§ Stated goal
Copy out every record below, word for word.

-- Start --

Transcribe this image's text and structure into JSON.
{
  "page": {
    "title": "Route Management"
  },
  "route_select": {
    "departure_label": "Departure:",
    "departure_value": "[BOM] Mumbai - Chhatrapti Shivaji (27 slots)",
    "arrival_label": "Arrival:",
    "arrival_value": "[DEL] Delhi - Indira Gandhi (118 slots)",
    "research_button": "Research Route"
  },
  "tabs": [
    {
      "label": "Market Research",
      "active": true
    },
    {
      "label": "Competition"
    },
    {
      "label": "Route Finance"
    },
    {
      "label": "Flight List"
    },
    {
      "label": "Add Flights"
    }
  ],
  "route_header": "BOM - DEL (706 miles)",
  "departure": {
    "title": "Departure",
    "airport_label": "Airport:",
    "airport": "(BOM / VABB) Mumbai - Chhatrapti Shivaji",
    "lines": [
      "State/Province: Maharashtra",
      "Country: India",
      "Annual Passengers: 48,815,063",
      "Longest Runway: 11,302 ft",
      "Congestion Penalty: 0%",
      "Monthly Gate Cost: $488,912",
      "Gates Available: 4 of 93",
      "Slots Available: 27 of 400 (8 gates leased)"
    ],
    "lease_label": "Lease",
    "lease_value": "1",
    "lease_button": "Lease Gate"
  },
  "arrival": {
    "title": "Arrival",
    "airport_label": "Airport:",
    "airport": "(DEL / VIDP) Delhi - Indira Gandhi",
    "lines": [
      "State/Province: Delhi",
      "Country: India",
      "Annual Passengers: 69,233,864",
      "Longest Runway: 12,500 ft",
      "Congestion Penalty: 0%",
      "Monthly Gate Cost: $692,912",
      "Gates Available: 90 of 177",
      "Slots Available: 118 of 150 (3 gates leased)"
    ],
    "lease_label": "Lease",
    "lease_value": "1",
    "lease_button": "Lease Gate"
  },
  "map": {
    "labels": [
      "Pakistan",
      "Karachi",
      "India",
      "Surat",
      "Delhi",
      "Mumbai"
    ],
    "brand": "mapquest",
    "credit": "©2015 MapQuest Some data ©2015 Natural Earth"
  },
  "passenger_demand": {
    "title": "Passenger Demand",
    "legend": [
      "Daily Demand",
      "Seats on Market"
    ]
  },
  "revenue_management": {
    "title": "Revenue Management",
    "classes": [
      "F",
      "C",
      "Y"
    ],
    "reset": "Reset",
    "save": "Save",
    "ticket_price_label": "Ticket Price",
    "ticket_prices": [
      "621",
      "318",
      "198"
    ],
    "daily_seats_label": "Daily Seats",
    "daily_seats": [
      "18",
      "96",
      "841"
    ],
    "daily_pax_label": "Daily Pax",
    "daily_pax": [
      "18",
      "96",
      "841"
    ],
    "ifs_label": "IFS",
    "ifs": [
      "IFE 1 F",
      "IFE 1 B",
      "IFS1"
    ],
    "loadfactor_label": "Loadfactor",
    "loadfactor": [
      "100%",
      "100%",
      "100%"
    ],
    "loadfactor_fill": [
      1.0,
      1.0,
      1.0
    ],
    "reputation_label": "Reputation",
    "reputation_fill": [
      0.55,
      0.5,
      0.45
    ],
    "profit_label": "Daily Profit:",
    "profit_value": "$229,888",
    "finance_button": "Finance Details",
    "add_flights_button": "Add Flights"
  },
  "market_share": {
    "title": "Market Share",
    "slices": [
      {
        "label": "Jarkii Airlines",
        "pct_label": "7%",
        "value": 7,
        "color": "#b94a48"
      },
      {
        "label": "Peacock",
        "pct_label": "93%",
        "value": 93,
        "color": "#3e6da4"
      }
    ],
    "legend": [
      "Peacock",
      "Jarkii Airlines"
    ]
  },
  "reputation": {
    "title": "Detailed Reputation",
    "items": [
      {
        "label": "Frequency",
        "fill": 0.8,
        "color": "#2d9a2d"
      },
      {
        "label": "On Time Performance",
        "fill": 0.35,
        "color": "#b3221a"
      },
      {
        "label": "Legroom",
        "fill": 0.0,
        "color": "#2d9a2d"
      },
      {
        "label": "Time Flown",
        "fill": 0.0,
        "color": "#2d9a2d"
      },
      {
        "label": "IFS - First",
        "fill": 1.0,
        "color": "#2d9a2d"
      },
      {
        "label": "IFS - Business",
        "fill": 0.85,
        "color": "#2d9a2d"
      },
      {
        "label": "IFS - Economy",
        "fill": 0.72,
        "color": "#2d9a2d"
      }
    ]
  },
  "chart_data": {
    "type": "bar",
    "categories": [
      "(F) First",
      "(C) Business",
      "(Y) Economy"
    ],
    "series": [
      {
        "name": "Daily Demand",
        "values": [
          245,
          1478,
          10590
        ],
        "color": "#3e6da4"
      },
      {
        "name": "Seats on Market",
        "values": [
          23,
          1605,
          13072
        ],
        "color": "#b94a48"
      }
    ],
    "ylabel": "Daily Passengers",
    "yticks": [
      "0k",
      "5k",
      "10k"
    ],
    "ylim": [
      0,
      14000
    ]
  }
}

-- End --

§ Final answer
Transcribe this image's text and structure into JSON.
{
  "page": {
    "title": "Route Management"
  },
  "route_select": {
    "departure_label": "Departure:",
    "departure_value": "[BOM] Mumbai - Chhatrapti Shivaji (27 slots)",
    "arrival_label": "Arrival:",
    "arrival_value": "[DEL] Delhi - Indira Gandhi (118 slots)",
    "research_button": "Research Route"
  },
  "tabs": [
    {
      "label": "Market Research",
      "active": true
    },
    {
      "label": "Competition"
    },
    {
      "label": "Route Finance"
    },
    {
      "label": "Flight List"
    },
    {
      "label": "Add Flights"
    }
  ],
  "route_header": "BOM - DEL (706 miles)",
  "departure": {
    "title": "Departure",
    "airport_label": "Airport:",
    "airport": "(BOM / VABB) Mumbai - Chhatrapti Shivaji",
    "lines": [
      "State/Province: Maharashtra",
      "Country: India",
      "Annual Passengers: 48,815,063",
      "Longest Runway: 11,302 ft",
      "Congestion Penalty: 0%",
      "Monthly Gate Cost: $488,912",
      "Gates Available: 4 of 93",
      "Slots Available: 27 of 400 (8 gates leased)"
    ],
    "lease_label": "Lease",
    "lease_value": "1",
    "lease_button": "Lease Gate"
  },
  "arrival": {
    "title": "Arrival",
    "airport_label": "Airport:",
    "airport": "(DEL / VIDP) Delhi - Indira Gandhi",
    "lines": [
      "State/Province: Delhi",
      "Country: India",
      "Annual Passengers: 69,233,864",
      "Longest Runway: 12,500 ft",
      "Congestion Penalty: 0%",
      "Monthly Gate Cost: $692,912",
      "Gates Available: 90 of 177",
      "Slots Available: 118 of 150 (3 gates leased)"
    ],
    "lease_label": "Lease",
    "lease_value": "1",
    "lease_button": "Lease Gate"
  },
  "map": {
    "labels": [
      "Pakistan",
      "Karachi",
      "India",
      "Surat",
      "Delhi",
      "Mumbai"
    ],
    "brand": "mapquest",
    "credit": "©2015 MapQuest Some data ©2015 Natural Earth"
  },
  "passenger_demand": {
    "title": "Passenger Demand",
    "legend": [
      "Daily Demand",
      "Seats on Market"
    ]
  },
  "revenue_management": {
    "title": "Revenue Management",
    "classes": [
      "F",
      "C",
      "Y"
    ],
    "reset": "Reset",
    "save": "Save",
    "ticket_price_label": "Ticket Price",
    "ticket_prices": [
      "621",
      "318",
      "198"
    ],
    "daily_seats_label": "Daily Seats",
    "daily_seats": [
      "18",
      "96",
      "841"
    ],
    "daily_pax_label": "Daily Pax",
    "daily_pax": [
      "18",
      "96",
      "841"
    ],
    "ifs_label": "IFS",
    "ifs": [
      "IFE 1 F",
      "IFE 1 B",
      "IFS1"
    ],
    "loadfactor_label": "Loadfactor",
    "loadfactor": [
      "100%",
      "100%",
      "100%"
    ],
    "loadfactor_fill": [
      1.0,
      1.0,
      1.0
    ],
    "reputation_label": "Reputation",
    "reputation_fill": [
      0.55,
      0.5,
      0.45
    ],
    "profit_label": "Daily Profit:",
    "profit_value": "$229,888",
    "finance_button": "Finance Details",
    "add_flights_button": "Add Flights"
  },
  "market_share": {
    "title": "Market Share",
    "slices": [
      {
        "label": "Jarkii Airlines",
        "pct_label": "7%",
        "value": 7,
        "color": "#b94a48"
      },
      {
        "label": "Peacock",
        "pct_label": "93%",
        "value": 93,
        "color": "#3e6da4"
      }
    ],
    "legend": [
      "Peacock",
      "Jarkii Airlines"
    ]
  },
  "reputation": {
    "title": "Detailed Reputation",
    "items": [
      {
        "label": "Frequency",
        "fill": 0.8,
        "color": "#2d9a2d"
      },
      {
        "label": "On Time Performance",
        "fill": 0.35,
        "color": "#b3221a"
      },
      {
        "label": "Legroom",
        "fill": 0.0,
        "color": "#2d9a2d"
      },
      {
        "label": "Time Flown",
        "fill": 0.0,
        "color": "#2d9a2d"
      },
      {
        "label": "IFS - First",
        "fill": 1.0,
        "color": "#2d9a2d"
      },
      {
        "label": "IFS - Business",
        "fill": 0.85,
        "color": "#2d9a2d"
      },
      {
        "label": "IFS - Economy",
        "fill": 0.72,
        "color": "#2d9a2d"
      }
    ]
  },
  "chart_data": {
    "type": "bar",
    "categories": [
      "(F) First",
      "(C) Business",
      "(Y) Economy"
    ],
    "series": [
      {
        "name": "Daily Demand",
        "values": [
          245,
          1478,
          10590
        ],
        "color": "#3e6da4"
      },
      {
        "name": "Seats on Market",
        "values": [
          23,
          1605,
          13072
        ],
        "color": "#b94a48"
      }
    ],
    "ylabel": "Daily Passengers",
    "yticks": [
      "0k",
      "5k",
      "10k"
    ],
    "ylim": [
      0,
      14000
    ]
  }
}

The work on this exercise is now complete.